[QUOTED TEXT]
— Begin —
Till The Clouds Roll By is a 1946 American Technicolor musical film produced by Metro-Goldwyn-Mayer. A fictionalized biopic of composer Jerome Kern, portrayed by Robert Walker, Kern was originally involved with the production, but died before its completion. Featuring an ensemble cast of well-known musical stars, it was the first in a series of MGM biopics about Broadway composers.

The film is one of the MGM musicals that entered the public domain when MGM failed to renew their copyrights.

Plot
Kern attends the opening night of Show Boat in 1927, the landmark musical that secured his popularity. Following several of the show's most notable songs, Kern departs to reminisce about his early days as a young songwriter. 

Kern recounts meeting Jim Hessler, a musical mentor, and Hessler's young daughter Sally. Kern and the Hesslers grow close, and he later visits them in London. Taking Sally to the fair, a swing ride inspires Kern to conceive a stage production for one of his songs. At the London Gaieties revue, Kern's song garners the attention of theatrical producer Charles Frohman. 

When Kern happens to meet Eva Leale, it's love at first sight, but the courtship is cut short. He must abruptly sail back to New York to adapt The Girl from Utah for its Broadway debut. Following the show's success, Kern narrowly misses sailing back to London on the RMS Lusitania. 

The 1917 opening night of Oh, Boy! includes the musical number "Till the Clouds Roll By". The composer proposes to Eva, and returns to New York to continue his string of theatrical successes, including Leave It to Jane. His 1920 musical Sally, starring Marilyn Miller, popularized the song "Look for the Silver Lining".
— End —
Extracted data entries:
— Begin —
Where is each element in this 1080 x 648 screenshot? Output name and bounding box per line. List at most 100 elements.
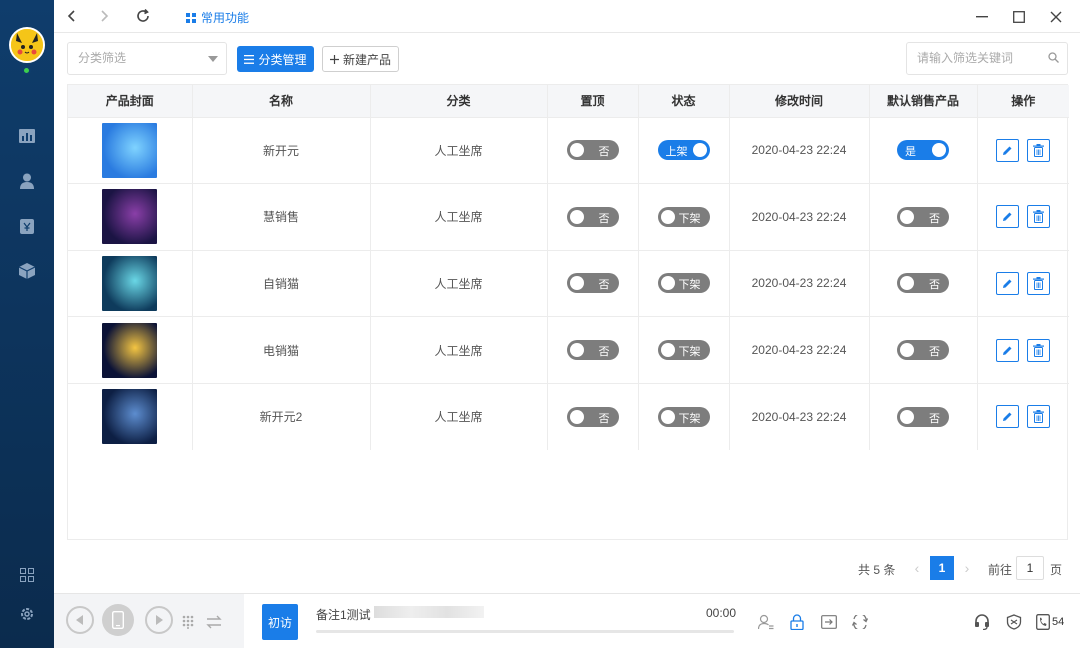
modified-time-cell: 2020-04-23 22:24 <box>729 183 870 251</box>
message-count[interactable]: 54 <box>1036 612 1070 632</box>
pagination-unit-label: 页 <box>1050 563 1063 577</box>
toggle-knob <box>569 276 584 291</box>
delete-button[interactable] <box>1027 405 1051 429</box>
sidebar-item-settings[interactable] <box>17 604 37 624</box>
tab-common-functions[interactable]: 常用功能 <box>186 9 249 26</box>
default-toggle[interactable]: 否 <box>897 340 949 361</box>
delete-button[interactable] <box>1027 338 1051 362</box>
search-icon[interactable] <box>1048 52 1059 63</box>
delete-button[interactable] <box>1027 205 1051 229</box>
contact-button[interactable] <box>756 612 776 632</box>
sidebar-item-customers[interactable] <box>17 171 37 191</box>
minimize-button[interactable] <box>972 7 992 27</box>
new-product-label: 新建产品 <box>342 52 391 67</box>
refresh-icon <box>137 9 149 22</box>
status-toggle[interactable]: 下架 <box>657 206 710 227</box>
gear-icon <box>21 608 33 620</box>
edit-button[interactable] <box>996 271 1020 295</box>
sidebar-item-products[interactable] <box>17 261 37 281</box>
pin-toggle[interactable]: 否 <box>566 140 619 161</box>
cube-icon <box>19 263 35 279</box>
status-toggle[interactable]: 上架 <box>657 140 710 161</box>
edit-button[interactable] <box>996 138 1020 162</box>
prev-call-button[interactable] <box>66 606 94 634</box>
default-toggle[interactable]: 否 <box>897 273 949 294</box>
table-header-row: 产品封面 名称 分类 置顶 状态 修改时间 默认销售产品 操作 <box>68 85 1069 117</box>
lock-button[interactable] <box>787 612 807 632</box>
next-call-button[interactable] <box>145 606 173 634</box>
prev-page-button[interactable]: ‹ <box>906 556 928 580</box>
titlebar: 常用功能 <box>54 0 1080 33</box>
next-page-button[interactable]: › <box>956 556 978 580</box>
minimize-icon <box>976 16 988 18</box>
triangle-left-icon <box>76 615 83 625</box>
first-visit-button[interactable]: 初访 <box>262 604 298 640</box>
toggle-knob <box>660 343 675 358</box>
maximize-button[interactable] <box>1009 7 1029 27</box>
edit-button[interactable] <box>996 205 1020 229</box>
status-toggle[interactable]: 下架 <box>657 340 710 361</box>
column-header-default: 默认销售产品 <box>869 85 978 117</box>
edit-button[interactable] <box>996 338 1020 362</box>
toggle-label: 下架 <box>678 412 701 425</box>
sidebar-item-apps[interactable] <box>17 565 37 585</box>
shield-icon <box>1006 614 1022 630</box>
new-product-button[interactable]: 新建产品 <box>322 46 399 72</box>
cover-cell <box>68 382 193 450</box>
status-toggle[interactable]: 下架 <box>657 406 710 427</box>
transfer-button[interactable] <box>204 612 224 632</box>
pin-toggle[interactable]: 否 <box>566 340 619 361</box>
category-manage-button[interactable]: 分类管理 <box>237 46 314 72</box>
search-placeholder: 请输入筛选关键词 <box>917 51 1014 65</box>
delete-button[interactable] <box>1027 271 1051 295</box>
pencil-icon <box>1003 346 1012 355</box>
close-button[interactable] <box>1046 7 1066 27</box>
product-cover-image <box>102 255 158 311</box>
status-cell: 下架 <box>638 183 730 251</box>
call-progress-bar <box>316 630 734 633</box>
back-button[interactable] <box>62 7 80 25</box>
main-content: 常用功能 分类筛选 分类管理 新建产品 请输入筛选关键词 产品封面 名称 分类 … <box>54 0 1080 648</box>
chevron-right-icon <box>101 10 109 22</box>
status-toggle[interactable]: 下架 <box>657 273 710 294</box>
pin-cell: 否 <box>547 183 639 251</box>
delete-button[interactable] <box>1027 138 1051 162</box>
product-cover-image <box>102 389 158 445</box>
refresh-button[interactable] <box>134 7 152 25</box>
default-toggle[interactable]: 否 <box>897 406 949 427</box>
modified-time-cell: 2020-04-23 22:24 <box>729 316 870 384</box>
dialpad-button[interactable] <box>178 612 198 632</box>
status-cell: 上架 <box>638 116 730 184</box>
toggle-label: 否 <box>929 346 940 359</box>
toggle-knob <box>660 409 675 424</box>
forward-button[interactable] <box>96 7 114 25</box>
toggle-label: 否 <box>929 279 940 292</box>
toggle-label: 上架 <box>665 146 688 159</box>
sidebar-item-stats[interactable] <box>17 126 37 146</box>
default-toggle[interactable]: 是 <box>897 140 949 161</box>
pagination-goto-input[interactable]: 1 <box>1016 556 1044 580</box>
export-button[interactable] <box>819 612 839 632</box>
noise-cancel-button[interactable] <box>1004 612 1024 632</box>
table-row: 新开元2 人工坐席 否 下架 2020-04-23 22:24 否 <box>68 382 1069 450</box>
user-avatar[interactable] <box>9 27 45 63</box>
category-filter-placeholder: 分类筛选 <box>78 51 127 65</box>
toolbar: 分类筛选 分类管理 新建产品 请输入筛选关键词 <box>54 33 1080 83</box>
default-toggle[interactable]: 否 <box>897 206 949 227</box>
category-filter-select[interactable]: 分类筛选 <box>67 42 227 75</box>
— End —
[TASK GOAL]
Edit the film passage from "Till The Clouds Roll By is" up to and including "renew their copyrights.", swapping "Technicolor" for "color".

[CORRECT RESPONSE]
Till The Clouds Roll By is a 1946 American color musical film produced by Metro-Goldwyn-Mayer. A fictionalized biopic of composer Jerome Kern, portrayed by Robert Walker, Kern was originally involved with the production, but died before its completion. Featuring an ensemble cast of well-known musical stars, it was the first in a series of MGM biopics about Broadway composers.

The film is one of the MGM musicals that entered the public domain when MGM failed to renew their copyrights.